## Requirement
Write out the material exactly, leaving every picture behind.

## Data supplied
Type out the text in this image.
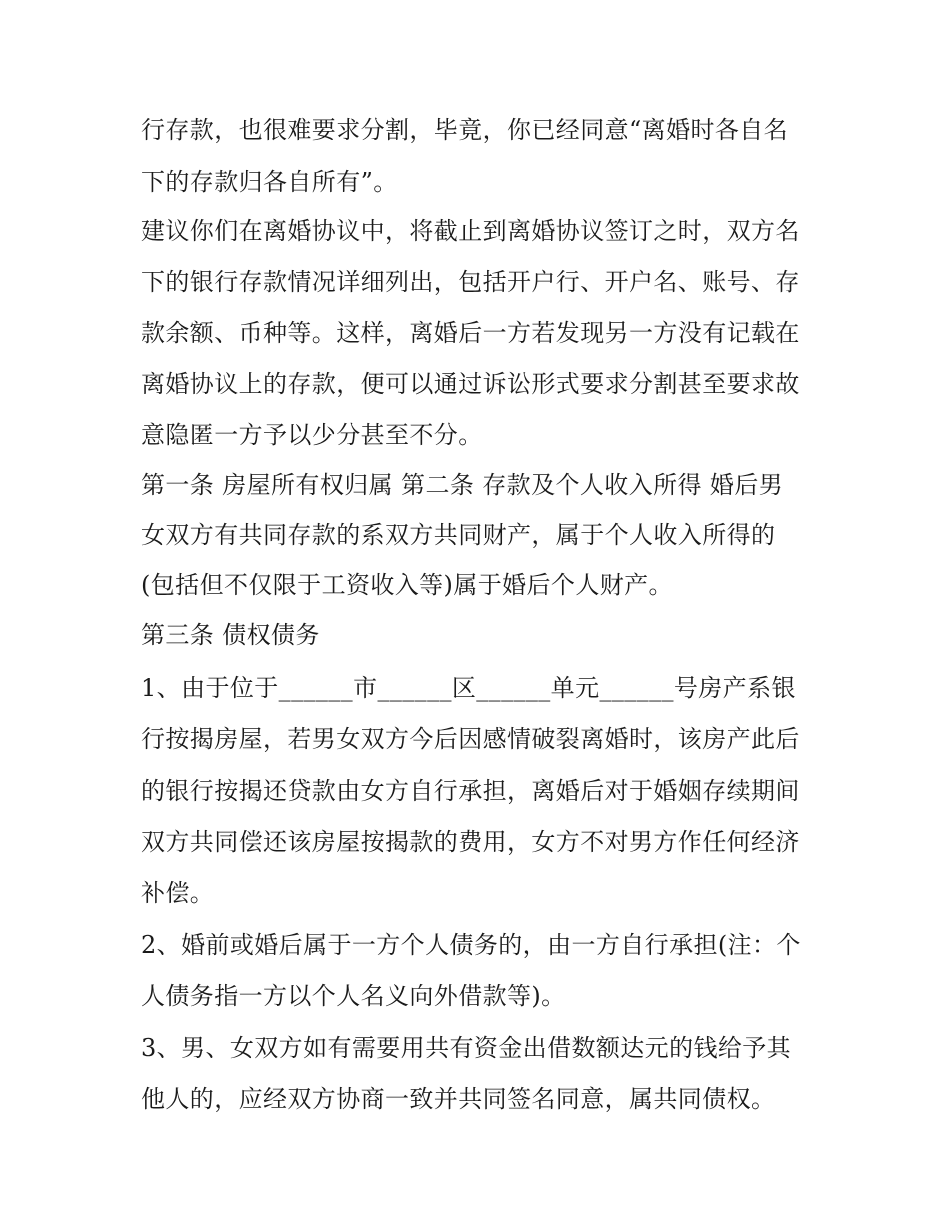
行存款，也很难要求分割，毕竟，你已经同意“离婚时各自名
下的存款归各自所有”。
建议你们在离婚协议中，将截止到离婚协议签订之时，双方名
下的银行存款情况详细列出，包括开户行、开户名、账号、存
款余额、币种等。这样，离婚后一方若发现另一方没有记载在
离婚协议上的存款，便可以通过诉讼形式要求分割甚至要求故
意隐匿一方予以少分甚至不分。
第一条 房屋所有权归属 第二条 存款及个人收入所得 婚后男
女双方有共同存款的系双方共同财产，属于个人收入所得的
(包括但不仅限于工资收入等)属于婚后个人财产。
第三条 债权债务
1、由于位于______市______区______单元______号房产系银
行按揭房屋，若男女双方今后因感情破裂离婚时，该房产此后
的银行按揭还贷款由女方自行承担，离婚后对于婚姻存续期间
双方共同偿还该房屋按揭款的费用，女方不对男方作任何经济
补偿。
2、婚前或婚后属于一方个人债务的，由一方自行承担(注：个
人债务指一方以个人名义向外借款等)。
3、男、女双方如有需要用共有资金出借数额达元的钱给予其
他人的，应经双方协商一致并共同签名同意，属共同债权。
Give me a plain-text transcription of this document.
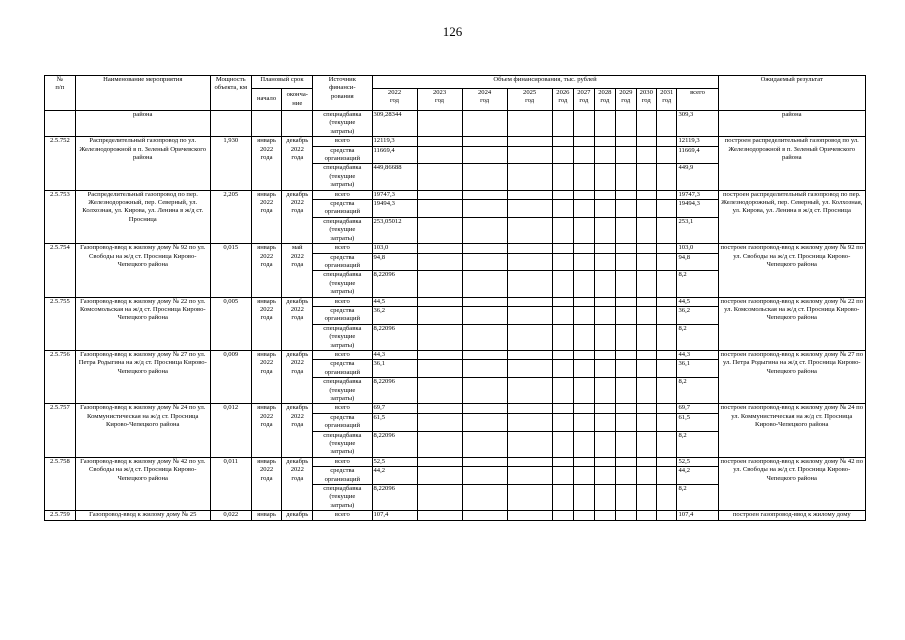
126
№
п/п	Наименование мероприятия	Мощность объекта, км	Плановый срок		Источник
финанси-
рования	Объем финансирования, тыс. рублей											Ожидаемый результат
			начало	оконча-
ние		2022
год	2023
год	2024
год	2025
год	2026
год	2027
год	2028
год	2029
год	2030
год	2031
год	всего	
	района				спецнадбавка
(текущие
затраты)	309,28344										309,3	района
2.5.752	Распределительный газопровод по ул. Железнодорожной в п. Зеленый Оричевского района	1,930	январь
2022
года	декабрь
2022
года	всего	12119,3										12119,3	построен распределительный газопровод по ул. Железнодорожной в п. Зеленый Оричевского района
					средства
организаций	11669,4										11669,4	
					спецнадбавка
(текущие
затраты)	449,86688										449,9	
2.5.753	Распределительный газопровод по пер. Железнодорожный, пер. Северный, ул. Колхозная, ул. Кирова, ул. Ленина в ж/д ст. Просница	2,205	январь
2022
года	декабрь
2022
года	всего	19747,3										19747,3	построен распределительный газопровод по пер. Железнодорожный, пер. Северный, ул. Колхозная, ул. Кирова, ул. Ленина в ж/д ст. Просница
					средства
организаций	19494,3										19494,3	
					спецнадбавка
(текущие
затраты)	253,05012										253,1	
2.5.754	Газопровод-ввод к жилому дому № 92 по ул. Свободы на ж/д ст. Просница Кирово-Чепецкого района	0,015	январь
2022
года	май
2022
года	всего	103,0										103,0	построен газопровод-ввод к жилому дому № 92 по ул. Свободы на ж/д ст. Просница Кирово-Чепецкого района
					средства
организаций	94,8										94,8	
					спецнадбавка
(текущие
затраты)	8,22096										8,2	
2.5.755	Газопровод-ввод к жилому дому № 22 по ул. Комсомольская на ж/д ст. Просница Кирово-Чепецкого района	0,005	январь
2022
года	декабрь
2022
года	всего	44,5										44,5	построен газопровод-ввод к жилому дому № 22 по ул. Комсомольская на ж/д ст. Просница Кирово-Чепецкого района
					средства
организаций	36,2										36,2	
					спецнадбавка
(текущие
затраты)	8,22096										8,2	
2.5.756	Газопровод-ввод к жилому дому № 27 по ул. Петра Родыгина на ж/д ст. Просница Кирово-Чепецкого района	0,009	январь
2022
года	декабрь
2022
года	всего	44,3										44,3	построен газопровод-ввод к жилому дому № 27 по ул. Петра Родыгина на ж/д ст. Просница Кирово-Чепецкого района
					средства
организаций	36,1										36,1	
					спецнадбавка
(текущие
затраты)	8,22096										8,2	
2.5.757	Газопровод-ввод к жилому дому № 24 по ул. Коммунистическая на ж/д ст. Просница Кирово-Чепецкого района	0,012	январь
2022
года	декабрь
2022
года	всего	69,7										69,7	построен газопровод-ввод к жилому дому № 24 по ул. Коммунистическая на ж/д ст. Просница Кирово-Чепецкого района
					средства
организаций	61,5										61,5	
					спецнадбавка
(текущие
затраты)	8,22096										8,2	
2.5.758	Газопровод-ввод к жилому дому № 42 по ул. Свободы на ж/д ст. Просница Кирово-Чепецкого района	0,011	январь
2022
года	декабрь
2022
года	всего	52,5										52,5	построен газопровод-ввод к жилому дому № 42 по ул. Свободы на ж/д ст. Просница Кирово-Чепецкого района
					средства
организаций	44,2										44,2	
					спецнадбавка
(текущие
затраты)	8,22096										8,2	
2.5.759	Газопровод-ввод к жилому дому № 25	0,022	январь	декабрь	всего	107,4										107,4	построен газопровод-ввод к жилому дому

## Written answer
Type out the text in this image.
行存款，也很难要求分割，毕竟，你已经同意“离婚时各自名
下的存款归各自所有”。
建议你们在离婚协议中，将截止到离婚协议签订之时，双方名
下的银行存款情况详细列出，包括开户行、开户名、账号、存
款余额、币种等。这样，离婚后一方若发现另一方没有记载在
离婚协议上的存款，便可以通过诉讼形式要求分割甚至要求故
意隐匿一方予以少分甚至不分。
第一条 房屋所有权归属 第二条 存款及个人收入所得 婚后男
女双方有共同存款的系双方共同财产，属于个人收入所得的
(包括但不仅限于工资收入等)属于婚后个人财产。
第三条 债权债务
1、由于位于______市______区______单元______号房产系银
行按揭房屋，若男女双方今后因感情破裂离婚时，该房产此后
的银行按揭还贷款由女方自行承担，离婚后对于婚姻存续期间
双方共同偿还该房屋按揭款的费用，女方不对男方作任何经济
补偿。
2、婚前或婚后属于一方个人债务的，由一方自行承担(注：个
人债务指一方以个人名义向外借款等)。
3、男、女双方如有需要用共有资金出借数额达元的钱给予其
他人的，应经双方协商一致并共同签名同意，属共同债权。
Give me a plain-text transcription of this document.
126
№
п/п	Наименование мероприятия	Мощность объекта, км	Плановый срок		Источник
финанси-
рования	Объем финансирования, тыс. рублей											Ожидаемый результат
			начало	оконча-
ние		2022
год	2023
год	2024
год	2025
год	2026
год	2027
год	2028
год	2029
год	2030
год	2031
год	всего	
	района				спецнадбавка
(текущие
затраты)	309,28344										309,3	района
2.5.752	Распределительный газопровод по ул. Железнодорожной в п. Зеленый Оричевского района	1,930	январь
2022
года	декабрь
2022
года	всего	12119,3										12119,3	построен распределительный газопровод по ул. Железнодорожной в п. Зеленый Оричевского района
					средства
организаций	11669,4										11669,4	
					спецнадбавка
(текущие
затраты)	449,86688										449,9	
2.5.753	Распределительный газопровод по пер. Железнодорожный, пер. Северный, ул. Колхозная, ул. Кирова, ул. Ленина в ж/д ст. Просница	2,205	январь
2022
года	декабрь
2022
года	всего	19747,3										19747,3	построен распределительный газопровод по пер. Железнодорожный, пер. Северный, ул. Колхозная, ул. Кирова, ул. Ленина в ж/д ст. Просница
					средства
организаций	19494,3										19494,3	
					спецнадбавка
(текущие
затраты)	253,05012										253,1	
2.5.754	Газопровод-ввод к жилому дому № 92 по ул. Свободы на ж/д ст. Просница Кирово-Чепецкого района	0,015	январь
2022
года	май
2022
года	всего	103,0										103,0	построен газопровод-ввод к жилому дому № 92 по ул. Свободы на ж/д ст. Просница Кирово-Чепецкого района
					средства
организаций	94,8										94,8	
					спецнадбавка
(текущие
затраты)	8,22096										8,2	
2.5.755	Газопровод-ввод к жилому дому № 22 по ул. Комсомольская на ж/д ст. Просница Кирово-Чепецкого района	0,005	январь
2022
года	декабрь
2022
года	всего	44,5										44,5	построен газопровод-ввод к жилому дому № 22 по ул. Комсомольская на ж/д ст. Просница Кирово-Чепецкого района
					средства
организаций	36,2										36,2	
					спецнадбавка
(текущие
затраты)	8,22096										8,2	
2.5.756	Газопровод-ввод к жилому дому № 27 по ул. Петра Родыгина на ж/д ст. Просница Кирово-Чепецкого района	0,009	январь
2022
года	декабрь
2022
года	всего	44,3										44,3	построен газопровод-ввод к жилому дому № 27 по ул. Петра Родыгина на ж/д ст. Просница Кирово-Чепецкого района
					средства
организаций	36,1										36,1	
					спецнадбавка
(текущие
затраты)	8,22096										8,2	
2.5.757	Газопровод-ввод к жилому дому № 24 по ул. Коммунистическая на ж/д ст. Просница Кирово-Чепецкого района	0,012	январь
2022
года	декабрь
2022
года	всего	69,7										69,7	построен газопровод-ввод к жилому дому № 24 по ул. Коммунистическая на ж/д ст. Просница Кирово-Чепецкого района
					средства
организаций	61,5										61,5	
					спецнадбавка
(текущие
затраты)	8,22096										8,2	
2.5.758	Газопровод-ввод к жилому дому № 42 по ул. Свободы на ж/д ст. Просница Кирово-Чепецкого района	0,011	январь
2022
года	декабрь
2022
года	всего	52,5										52,5	построен газопровод-ввод к жилому дому № 42 по ул. Свободы на ж/д ст. Просница Кирово-Чепецкого района
					средства
организаций	44,2										44,2	
					спецнадбавка
(текущие
затраты)	8,22096										8,2	
2.5.759	Газопровод-ввод к жилому дому № 25	0,022	январь	декабрь	всего	107,4										107,4	построен газопровод-ввод к жилому дому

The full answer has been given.